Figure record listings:

>>>>>

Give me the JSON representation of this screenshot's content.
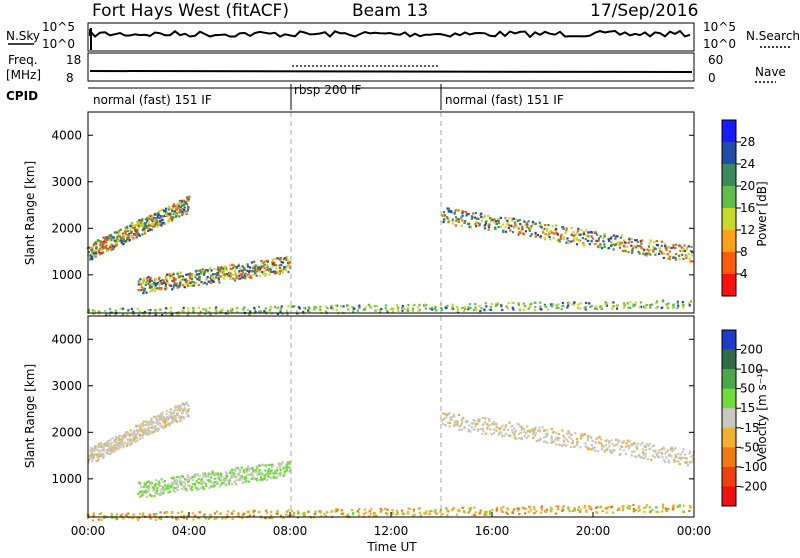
{
  "header": {
    "station": "Fort Hays West (fitACF)",
    "beam": "Beam 13",
    "date": "17/Sep/2016"
  },
  "panels": {
    "noise": {
      "left_label": "N.Sky",
      "right_label": "N.Search",
      "left_ticks": [
        "10^5",
        "10^0"
      ],
      "right_ticks": [
        "10^5",
        "10^0"
      ]
    },
    "freq": {
      "left_label_1": "Freq.",
      "left_label_2": "[MHz]",
      "left_ticks": [
        "18",
        "8"
      ],
      "right_label": "Nave",
      "right_ticks": [
        "60",
        "0"
      ]
    },
    "cpid": {
      "label": "CPID",
      "segments": [
        "normal (fast) 151 IF",
        "rbsp 200 IF",
        "normal (fast) 151 IF"
      ]
    }
  },
  "chart_data": [
    {
      "type": "heatmap",
      "name": "power",
      "ylabel": "Slant Range [km]",
      "ylim": [
        180,
        4500
      ],
      "yticks": [
        "1000",
        "2000",
        "3000",
        "4000"
      ],
      "colorbar_label": "Power [dB]",
      "colorbar_ticks": [
        "4",
        "8",
        "12",
        "16",
        "20",
        "24",
        "28"
      ],
      "colorbar_colors": [
        "#1a1aff",
        "#1f4ea8",
        "#3a8a5a",
        "#5fbe4a",
        "#c7d82a",
        "#ff9f1a",
        "#ff5a0a",
        "#ff1010"
      ],
      "echo_regions": [
        {
          "name": "early band",
          "x_start_h": 0.0,
          "x_end_h": 4.0,
          "r_start_km": 1500,
          "r_end_km": 2550
        },
        {
          "name": "mid band",
          "x_start_h": 2.0,
          "x_end_h": 8.0,
          "r_start_km": 780,
          "r_end_km": 1250
        },
        {
          "name": "late band",
          "x_start_h": 14.0,
          "x_end_h": 24.0,
          "r_start_km": 2300,
          "r_end_km": 1450
        },
        {
          "name": "ground scatter",
          "x_start_h": 0.0,
          "x_end_h": 24.0,
          "r_start_km": 200,
          "r_end_km": 400
        }
      ]
    },
    {
      "type": "heatmap",
      "name": "velocity",
      "ylabel": "Slant Range [km]",
      "ylim": [
        180,
        4500
      ],
      "yticks": [
        "1000",
        "2000",
        "3000",
        "4000"
      ],
      "colorbar_label": "Velocity [m s⁻¹]",
      "colorbar_ticks": [
        "200",
        "100",
        "50",
        "15",
        "-15",
        "-50",
        "-100",
        "-200"
      ],
      "colorbar_colors": [
        "#1a3cc8",
        "#2f6b4a",
        "#4aa84a",
        "#6fdc3a",
        "#c8c8c0",
        "#f0b030",
        "#f07a10",
        "#f04010",
        "#f01010"
      ]
    }
  ],
  "x_axis": {
    "label": "Time UT",
    "ticks": [
      "00:00",
      "04:00",
      "08:00",
      "12:00",
      "16:00",
      "20:00",
      "00:00"
    ],
    "range_h": [
      0,
      24
    ]
  }
}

<<<<<

## Requirement
Copy the records exactly as they appear, excluding images.

## Reply
Give me the JSON representation of this screenshot's content.
{
  "header": {
    "station": "Fort Hays West (fitACF)",
    "beam": "Beam 13",
    "date": "17/Sep/2016"
  },
  "panels": {
    "noise": {
      "left_label": "N.Sky",
      "right_label": "N.Search",
      "left_ticks": [
        "10^5",
        "10^0"
      ],
      "right_ticks": [
        "10^5",
        "10^0"
      ]
    },
    "freq": {
      "left_label_1": "Freq.",
      "left_label_2": "[MHz]",
      "left_ticks": [
        "18",
        "8"
      ],
      "right_label": "Nave",
      "right_ticks": [
        "60",
        "0"
      ]
    },
    "cpid": {
      "label": "CPID",
      "segments": [
        "normal (fast) 151 IF",
        "rbsp 200 IF",
        "normal (fast) 151 IF"
      ]
    }
  },
  "chart_data": [
    {
      "type": "heatmap",
      "name": "power",
      "ylabel": "Slant Range [km]",
      "ylim": [
        180,
        4500
      ],
      "yticks": [
        "1000",
        "2000",
        "3000",
        "4000"
      ],
      "colorbar_label": "Power [dB]",
      "colorbar_ticks": [
        "4",
        "8",
        "12",
        "16",
        "20",
        "24",
        "28"
      ],
      "colorbar_colors": [
        "#1a1aff",
        "#1f4ea8",
        "#3a8a5a",
        "#5fbe4a",
        "#c7d82a",
        "#ff9f1a",
        "#ff5a0a",
        "#ff1010"
      ],
      "echo_regions": [
        {
          "name": "early band",
          "x_start_h": 0.0,
          "x_end_h": 4.0,
          "r_start_km": 1500,
          "r_end_km": 2550
        },
        {
          "name": "mid band",
          "x_start_h": 2.0,
          "x_end_h": 8.0,
          "r_start_km": 780,
          "r_end_km": 1250
        },
        {
          "name": "late band",
          "x_start_h": 14.0,
          "x_end_h": 24.0,
          "r_start_km": 2300,
          "r_end_km": 1450
        },
        {
          "name": "ground scatter",
          "x_start_h": 0.0,
          "x_end_h": 24.0,
          "r_start_km": 200,
          "r_end_km": 400
        }
      ]
    },
    {
      "type": "heatmap",
      "name": "velocity",
      "ylabel": "Slant Range [km]",
      "ylim": [
        180,
        4500
      ],
      "yticks": [
        "1000",
        "2000",
        "3000",
        "4000"
      ],
      "colorbar_label": "Velocity [m s⁻¹]",
      "colorbar_ticks": [
        "200",
        "100",
        "50",
        "15",
        "-15",
        "-50",
        "-100",
        "-200"
      ],
      "colorbar_colors": [
        "#1a3cc8",
        "#2f6b4a",
        "#4aa84a",
        "#6fdc3a",
        "#c8c8c0",
        "#f0b030",
        "#f07a10",
        "#f04010",
        "#f01010"
      ]
    }
  ],
  "x_axis": {
    "label": "Time UT",
    "ticks": [
      "00:00",
      "04:00",
      "08:00",
      "12:00",
      "16:00",
      "20:00",
      "00:00"
    ],
    "range_h": [
      0,
      24
    ]
  }
}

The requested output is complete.